*Exercise prompt*. Output each line exactly as it appears, skipping any embedded picture.

*Supplied data*.
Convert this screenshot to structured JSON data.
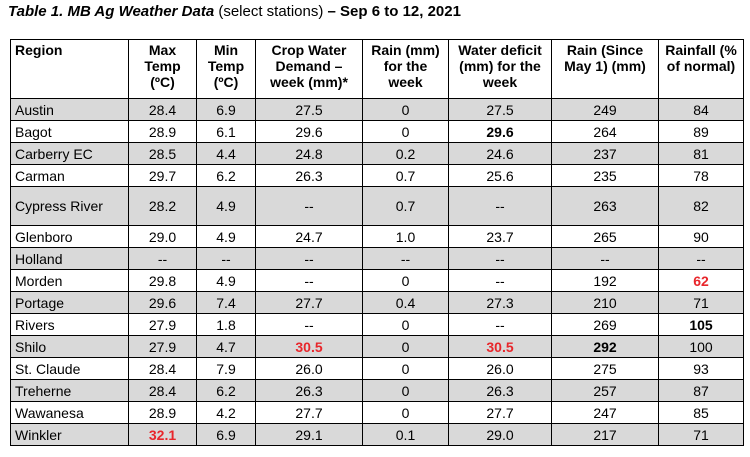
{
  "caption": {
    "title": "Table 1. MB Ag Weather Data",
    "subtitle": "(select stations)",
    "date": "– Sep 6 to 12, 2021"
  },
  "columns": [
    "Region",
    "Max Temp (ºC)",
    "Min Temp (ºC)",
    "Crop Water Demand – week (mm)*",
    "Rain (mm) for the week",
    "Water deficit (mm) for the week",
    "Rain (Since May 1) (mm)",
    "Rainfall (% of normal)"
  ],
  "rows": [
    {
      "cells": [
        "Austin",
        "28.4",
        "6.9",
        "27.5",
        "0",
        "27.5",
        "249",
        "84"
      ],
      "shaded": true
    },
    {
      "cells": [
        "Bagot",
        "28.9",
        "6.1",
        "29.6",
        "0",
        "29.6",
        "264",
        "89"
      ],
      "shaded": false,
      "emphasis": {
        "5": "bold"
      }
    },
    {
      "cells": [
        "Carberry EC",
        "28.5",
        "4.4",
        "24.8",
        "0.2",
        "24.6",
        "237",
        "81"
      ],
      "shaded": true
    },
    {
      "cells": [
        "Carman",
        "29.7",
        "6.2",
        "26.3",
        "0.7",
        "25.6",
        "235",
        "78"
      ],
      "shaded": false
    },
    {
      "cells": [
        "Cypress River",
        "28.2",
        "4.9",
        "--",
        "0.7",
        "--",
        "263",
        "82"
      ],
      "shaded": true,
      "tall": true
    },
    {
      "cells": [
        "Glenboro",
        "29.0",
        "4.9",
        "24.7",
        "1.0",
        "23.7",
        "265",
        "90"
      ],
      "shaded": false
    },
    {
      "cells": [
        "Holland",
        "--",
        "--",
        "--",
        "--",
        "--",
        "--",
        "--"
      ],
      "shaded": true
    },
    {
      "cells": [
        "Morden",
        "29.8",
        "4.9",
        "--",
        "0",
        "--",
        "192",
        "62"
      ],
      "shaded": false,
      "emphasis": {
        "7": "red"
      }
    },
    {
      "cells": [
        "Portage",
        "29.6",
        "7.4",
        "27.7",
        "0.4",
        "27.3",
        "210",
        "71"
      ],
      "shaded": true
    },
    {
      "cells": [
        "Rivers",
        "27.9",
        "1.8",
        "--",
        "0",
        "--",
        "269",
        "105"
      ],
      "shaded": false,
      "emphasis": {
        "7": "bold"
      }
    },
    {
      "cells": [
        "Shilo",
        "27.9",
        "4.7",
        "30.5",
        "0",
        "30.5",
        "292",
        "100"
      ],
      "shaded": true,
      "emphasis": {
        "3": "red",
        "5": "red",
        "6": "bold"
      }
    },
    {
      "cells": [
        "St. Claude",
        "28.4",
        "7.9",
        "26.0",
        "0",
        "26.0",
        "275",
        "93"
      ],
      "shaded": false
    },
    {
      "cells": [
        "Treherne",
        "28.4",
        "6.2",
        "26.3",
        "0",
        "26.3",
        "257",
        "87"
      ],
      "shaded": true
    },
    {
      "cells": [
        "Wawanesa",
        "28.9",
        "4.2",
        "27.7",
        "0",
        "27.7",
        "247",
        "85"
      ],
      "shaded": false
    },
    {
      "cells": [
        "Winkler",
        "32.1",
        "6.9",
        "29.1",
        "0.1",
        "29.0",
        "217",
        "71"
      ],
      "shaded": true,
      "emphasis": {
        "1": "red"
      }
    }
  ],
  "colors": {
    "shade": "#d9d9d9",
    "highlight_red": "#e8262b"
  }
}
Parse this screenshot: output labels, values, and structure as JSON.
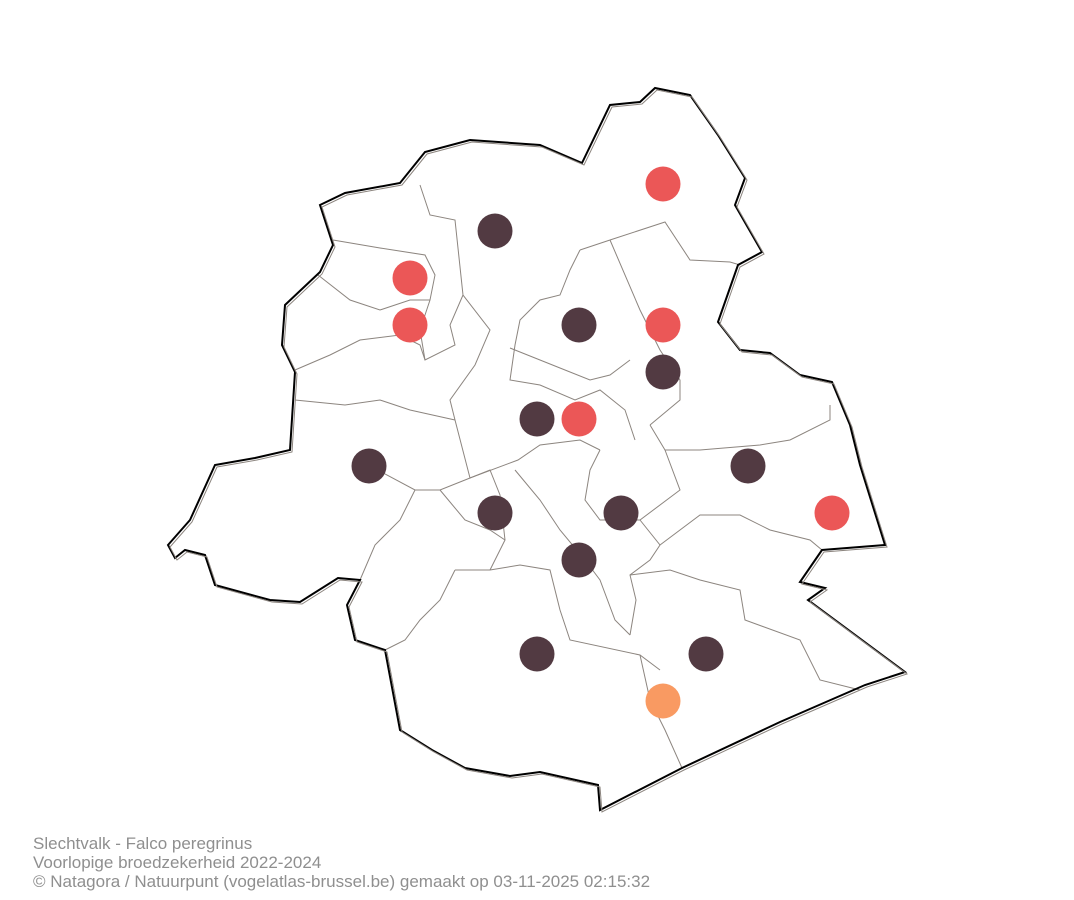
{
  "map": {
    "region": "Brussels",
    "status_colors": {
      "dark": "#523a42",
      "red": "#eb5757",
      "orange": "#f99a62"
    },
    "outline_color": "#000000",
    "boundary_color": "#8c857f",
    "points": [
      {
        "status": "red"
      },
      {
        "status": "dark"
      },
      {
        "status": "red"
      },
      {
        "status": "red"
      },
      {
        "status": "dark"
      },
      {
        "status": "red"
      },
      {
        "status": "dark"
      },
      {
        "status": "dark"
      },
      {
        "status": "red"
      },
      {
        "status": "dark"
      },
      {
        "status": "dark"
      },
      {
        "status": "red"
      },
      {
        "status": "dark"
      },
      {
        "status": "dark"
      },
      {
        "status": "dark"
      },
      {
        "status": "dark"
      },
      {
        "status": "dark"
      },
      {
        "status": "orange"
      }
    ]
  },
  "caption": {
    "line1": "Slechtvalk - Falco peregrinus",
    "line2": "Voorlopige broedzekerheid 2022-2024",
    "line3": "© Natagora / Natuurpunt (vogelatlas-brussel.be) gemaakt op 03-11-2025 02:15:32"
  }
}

*Written reply*.
Convert this screenshot to structured JSON data.
{
  "caption": {
    "title": "Table 1. MB Ag Weather Data",
    "subtitle": "(select stations)",
    "date": "– Sep 6 to 12, 2021"
  },
  "columns": [
    "Region",
    "Max Temp (ºC)",
    "Min Temp (ºC)",
    "Crop Water Demand – week (mm)*",
    "Rain (mm) for the week",
    "Water deficit (mm) for the week",
    "Rain (Since May 1) (mm)",
    "Rainfall (% of normal)"
  ],
  "rows": [
    {
      "cells": [
        "Austin",
        "28.4",
        "6.9",
        "27.5",
        "0",
        "27.5",
        "249",
        "84"
      ],
      "shaded": true
    },
    {
      "cells": [
        "Bagot",
        "28.9",
        "6.1",
        "29.6",
        "0",
        "29.6",
        "264",
        "89"
      ],
      "shaded": false,
      "emphasis": {
        "5": "bold"
      }
    },
    {
      "cells": [
        "Carberry EC",
        "28.5",
        "4.4",
        "24.8",
        "0.2",
        "24.6",
        "237",
        "81"
      ],
      "shaded": true
    },
    {
      "cells": [
        "Carman",
        "29.7",
        "6.2",
        "26.3",
        "0.7",
        "25.6",
        "235",
        "78"
      ],
      "shaded": false
    },
    {
      "cells": [
        "Cypress River",
        "28.2",
        "4.9",
        "--",
        "0.7",
        "--",
        "263",
        "82"
      ],
      "shaded": true,
      "tall": true
    },
    {
      "cells": [
        "Glenboro",
        "29.0",
        "4.9",
        "24.7",
        "1.0",
        "23.7",
        "265",
        "90"
      ],
      "shaded": false
    },
    {
      "cells": [
        "Holland",
        "--",
        "--",
        "--",
        "--",
        "--",
        "--",
        "--"
      ],
      "shaded": true
    },
    {
      "cells": [
        "Morden",
        "29.8",
        "4.9",
        "--",
        "0",
        "--",
        "192",
        "62"
      ],
      "shaded": false,
      "emphasis": {
        "7": "red"
      }
    },
    {
      "cells": [
        "Portage",
        "29.6",
        "7.4",
        "27.7",
        "0.4",
        "27.3",
        "210",
        "71"
      ],
      "shaded": true
    },
    {
      "cells": [
        "Rivers",
        "27.9",
        "1.8",
        "--",
        "0",
        "--",
        "269",
        "105"
      ],
      "shaded": false,
      "emphasis": {
        "7": "bold"
      }
    },
    {
      "cells": [
        "Shilo",
        "27.9",
        "4.7",
        "30.5",
        "0",
        "30.5",
        "292",
        "100"
      ],
      "shaded": true,
      "emphasis": {
        "3": "red",
        "5": "red",
        "6": "bold"
      }
    },
    {
      "cells": [
        "St. Claude",
        "28.4",
        "7.9",
        "26.0",
        "0",
        "26.0",
        "275",
        "93"
      ],
      "shaded": false
    },
    {
      "cells": [
        "Treherne",
        "28.4",
        "6.2",
        "26.3",
        "0",
        "26.3",
        "257",
        "87"
      ],
      "shaded": true
    },
    {
      "cells": [
        "Wawanesa",
        "28.9",
        "4.2",
        "27.7",
        "0",
        "27.7",
        "247",
        "85"
      ],
      "shaded": false
    },
    {
      "cells": [
        "Winkler",
        "32.1",
        "6.9",
        "29.1",
        "0.1",
        "29.0",
        "217",
        "71"
      ],
      "shaded": true,
      "emphasis": {
        "1": "red"
      }
    }
  ],
  "colors": {
    "shade": "#d9d9d9",
    "highlight_red": "#e8262b"
  }
}
Parse this screenshot: output labels, values, and structure as JSON.
{
  "map": {
    "region": "Brussels",
    "status_colors": {
      "dark": "#523a42",
      "red": "#eb5757",
      "orange": "#f99a62"
    },
    "outline_color": "#000000",
    "boundary_color": "#8c857f",
    "points": [
      {
        "status": "red"
      },
      {
        "status": "dark"
      },
      {
        "status": "red"
      },
      {
        "status": "red"
      },
      {
        "status": "dark"
      },
      {
        "status": "red"
      },
      {
        "status": "dark"
      },
      {
        "status": "dark"
      },
      {
        "status": "red"
      },
      {
        "status": "dark"
      },
      {
        "status": "dark"
      },
      {
        "status": "red"
      },
      {
        "status": "dark"
      },
      {
        "status": "dark"
      },
      {
        "status": "dark"
      },
      {
        "status": "dark"
      },
      {
        "status": "dark"
      },
      {
        "status": "orange"
      }
    ]
  },
  "caption": {
    "line1": "Slechtvalk - Falco peregrinus",
    "line2": "Voorlopige broedzekerheid 2022-2024",
    "line3": "© Natagora / Natuurpunt (vogelatlas-brussel.be) gemaakt op 03-11-2025 02:15:32"
  }
}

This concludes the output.